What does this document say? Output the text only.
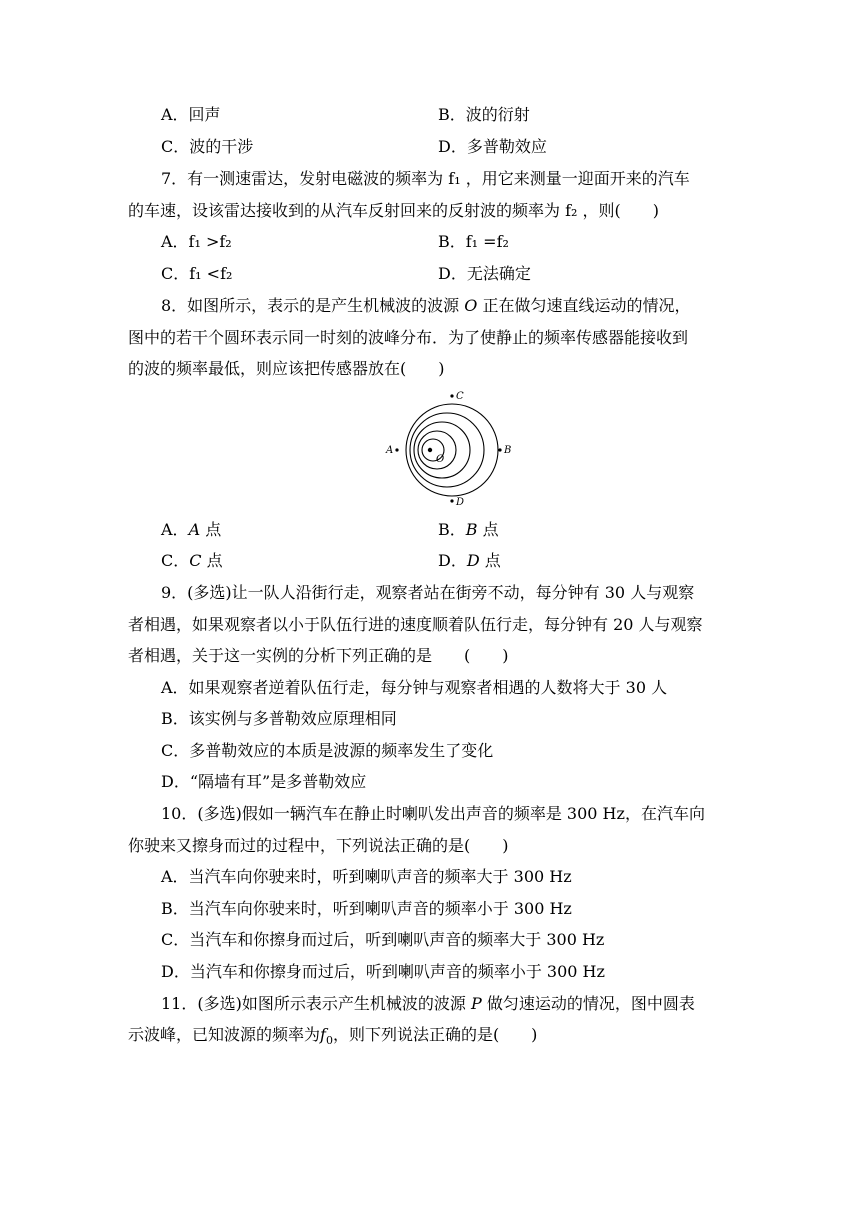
A．回声	B．波的衍射
C．波的干涉	D．多普勒效应
7．有一测速雷达，发射电磁波的频率为 f₁ ，用它来测量一迎面开来的汽车
的车速，设该雷达接收到的从汽车反射回来的反射波的频率为 f₂ ，则(　　)
A．f₁ >f₂	B．f₁ =f₂
C．f₁ <f₂	D．无法确定
8．如图所示，表示的是产生机械波的波源 O 正在做匀速直线运动的情况，
图中的若干个圆环表示同一时刻的波峰分布．为了使静止的频率传感器能接收到
的波的频率最低，则应该把传感器放在(　　)
O
C
A	B
D
A．A 点	B．B 点
C．C 点	D．D 点
9．(多选)让一队人沿街行走，观察者站在街旁不动，每分钟有 30 人与观察
者相遇，如果观察者以小于队伍行进的速度顺着队伍行走，每分钟有 20 人与观察
者相遇，关于这一实例的分析下列正确的是　　(　　)
A．如果观察者逆着队伍行走，每分钟与观察者相遇的人数将大于 30 人
B．该实例与多普勒效应原理相同
C．多普勒效应的本质是波源的频率发生了变化
D．“隔墙有耳”是多普勒效应
10．(多选)假如一辆汽车在静止时喇叭发出声音的频率是 300 Hz，在汽车向
你驶来又擦身而过的过程中，下列说法正确的是(　　)
A．当汽车向你驶来时，听到喇叭声音的频率大于 300 Hz
B．当汽车向你驶来时，听到喇叭声音的频率小于 300 Hz
C．当汽车和你擦身而过后，听到喇叭声音的频率大于 300 Hz
D．当汽车和你擦身而过后，听到喇叭声音的频率小于 300 Hz
11．(多选)如图所示表示产生机械波的波源 P 做匀速运动的情况，图中圆表
示波峰，已知波源的频率为$f_0$，则下列说法正确的是(　　)
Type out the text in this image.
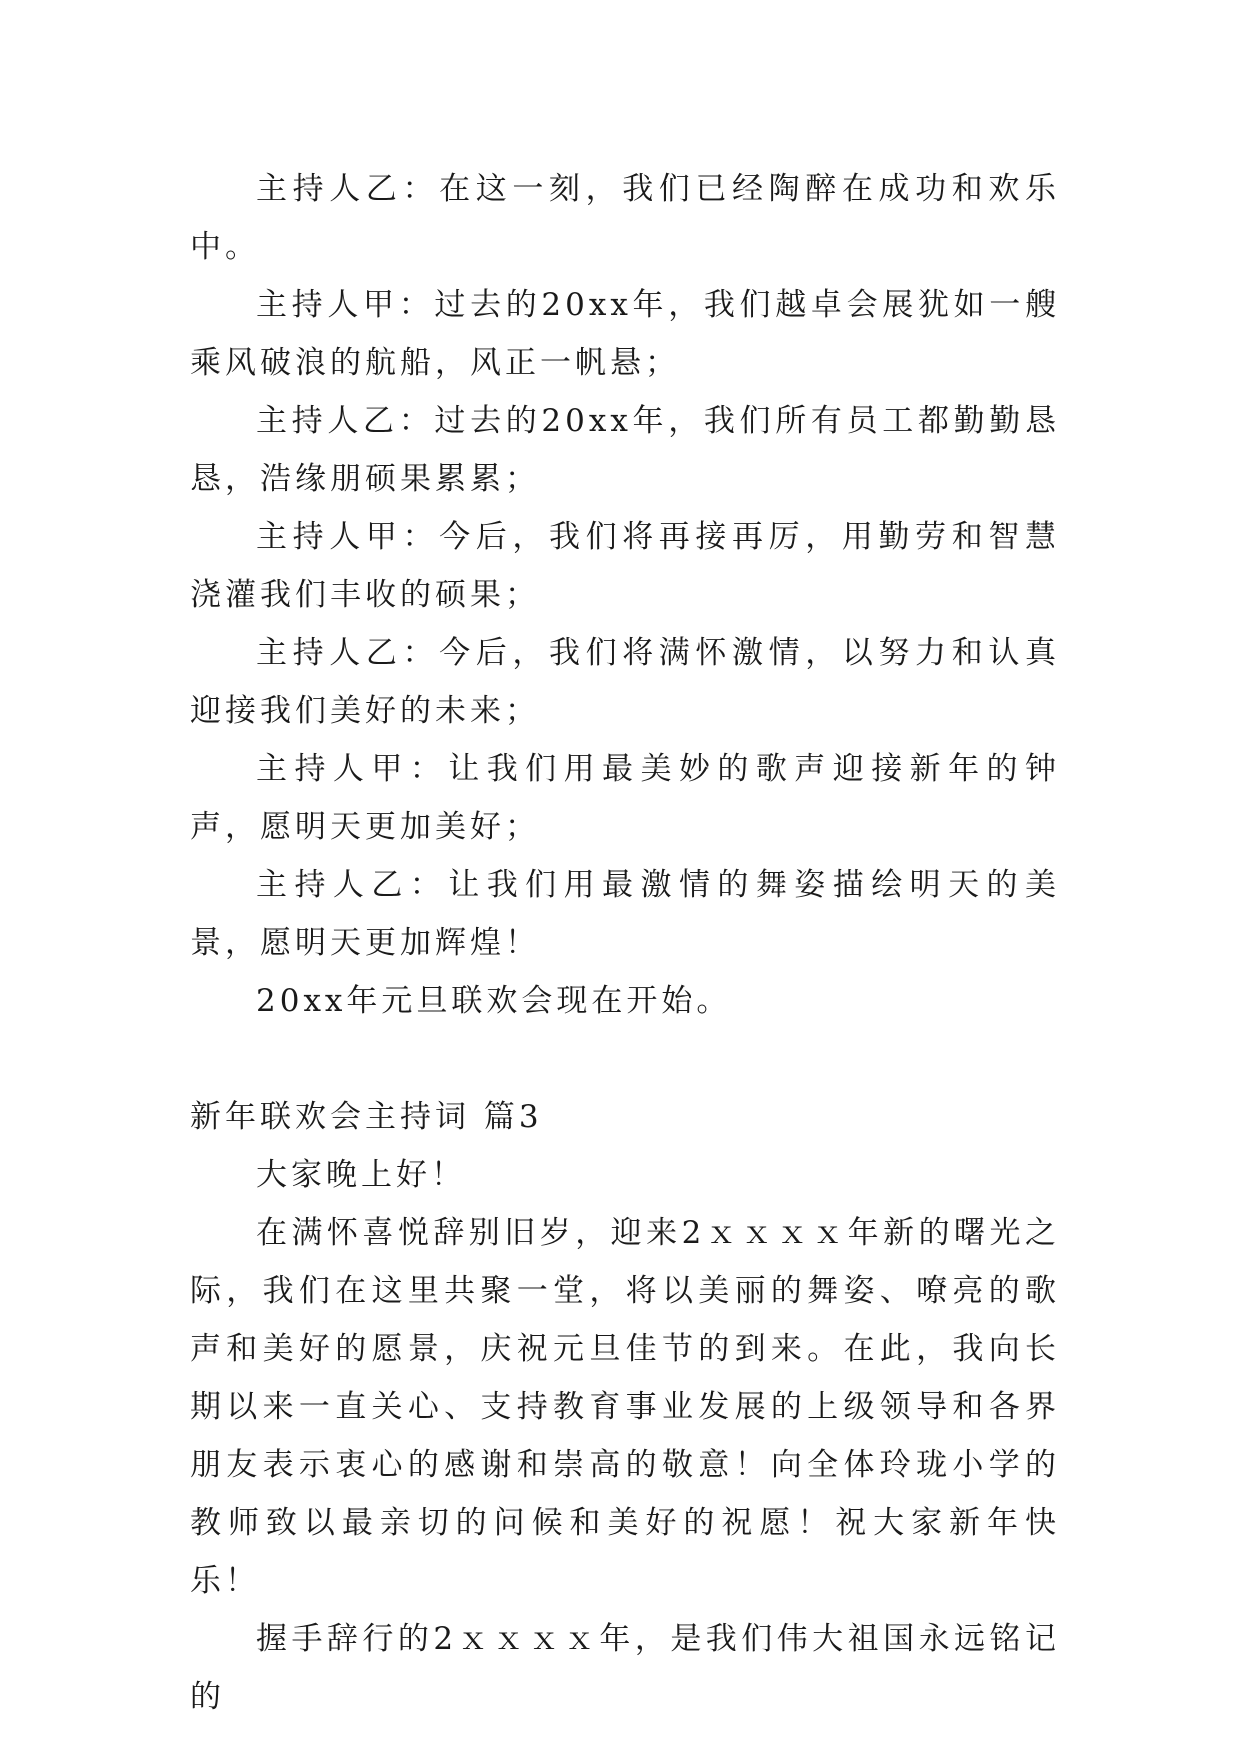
主持人乙：在这一刻，我们已经陶醉在成功和欢乐中。

主持人甲：过去的20xx年，我们越卓会展犹如一艘乘风破浪的航船，风正一帆悬；

主持人乙：过去的20xx年，我们所有员工都勤勤恳恳，浩缘朋硕果累累；

主持人甲：今后，我们将再接再厉，用勤劳和智慧浇灌我们丰收的硕果；

主持人乙：今后，我们将满怀激情，以努力和认真迎接我们美好的未来；

主持人甲：让我们用最美妙的歌声迎接新年的钟声，愿明天更加美好；

主持人乙：让我们用最激情的舞姿描绘明天的美景，愿明天更加辉煌！

20xx年元旦联欢会现在开始。

新年联欢会主持词 篇3

大家晚上好！

在满怀喜悦辞别旧岁，迎来2ｘｘｘｘ年新的曙光之际，我们在这里共聚一堂，将以美丽的舞姿、嘹亮的歌声和美好的愿景，庆祝元旦佳节的到来。在此，我向长期以来一直关心、支持教育事业发展的上级领导和各界朋友表示衷心的感谢和崇高的敬意！向全体玲珑小学的教师致以最亲切的问候和美好的祝愿！祝大家新年快乐！

握手辞行的2ｘｘｘｘ年，是我们伟大祖国永远铭记的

• **Directive**
Extract all the entries word for word; omit any pictures.

• **The answer**
What does this document say? Output the text only.
A．回声	B．波的衍射
C．波的干涉	D．多普勒效应
7．有一测速雷达，发射电磁波的频率为 f₁ ，用它来测量一迎面开来的汽车
的车速，设该雷达接收到的从汽车反射回来的反射波的频率为 f₂ ，则(　　)
A．f₁ >f₂	B．f₁ =f₂
C．f₁ <f₂	D．无法确定
8．如图所示，表示的是产生机械波的波源 O 正在做匀速直线运动的情况，
图中的若干个圆环表示同一时刻的波峰分布．为了使静止的频率传感器能接收到
的波的频率最低，则应该把传感器放在(　　)
O
C
A	B
D
A．A 点	B．B 点
C．C 点	D．D 点
9．(多选)让一队人沿街行走，观察者站在街旁不动，每分钟有 30 人与观察
者相遇，如果观察者以小于队伍行进的速度顺着队伍行走，每分钟有 20 人与观察
者相遇，关于这一实例的分析下列正确的是　　(　　)
A．如果观察者逆着队伍行走，每分钟与观察者相遇的人数将大于 30 人
B．该实例与多普勒效应原理相同
C．多普勒效应的本质是波源的频率发生了变化
D．“隔墙有耳”是多普勒效应
10．(多选)假如一辆汽车在静止时喇叭发出声音的频率是 300 Hz，在汽车向
你驶来又擦身而过的过程中，下列说法正确的是(　　)
A．当汽车向你驶来时，听到喇叭声音的频率大于 300 Hz
B．当汽车向你驶来时，听到喇叭声音的频率小于 300 Hz
C．当汽车和你擦身而过后，听到喇叭声音的频率大于 300 Hz
D．当汽车和你擦身而过后，听到喇叭声音的频率小于 300 Hz
11．(多选)如图所示表示产生机械波的波源 P 做匀速运动的情况，图中圆表
示波峰，已知波源的频率为$f_0$，则下列说法正确的是(　　)
Type out the text in this image.
主持人乙：在这一刻，我们已经陶醉在成功和欢乐中。

主持人甲：过去的20xx年，我们越卓会展犹如一艘乘风破浪的航船，风正一帆悬；

主持人乙：过去的20xx年，我们所有员工都勤勤恳恳，浩缘朋硕果累累；

主持人甲：今后，我们将再接再厉，用勤劳和智慧浇灌我们丰收的硕果；

主持人乙：今后，我们将满怀激情，以努力和认真迎接我们美好的未来；

主持人甲：让我们用最美妙的歌声迎接新年的钟声，愿明天更加美好；

主持人乙：让我们用最激情的舞姿描绘明天的美景，愿明天更加辉煌！

20xx年元旦联欢会现在开始。

新年联欢会主持词 篇3

大家晚上好！

在满怀喜悦辞别旧岁，迎来2ｘｘｘｘ年新的曙光之际，我们在这里共聚一堂，将以美丽的舞姿、嘹亮的歌声和美好的愿景，庆祝元旦佳节的到来。在此，我向长期以来一直关心、支持教育事业发展的上级领导和各界朋友表示衷心的感谢和崇高的敬意！向全体玲珑小学的教师致以最亲切的问候和美好的祝愿！祝大家新年快乐！

握手辞行的2ｘｘｘｘ年，是我们伟大祖国永远铭记的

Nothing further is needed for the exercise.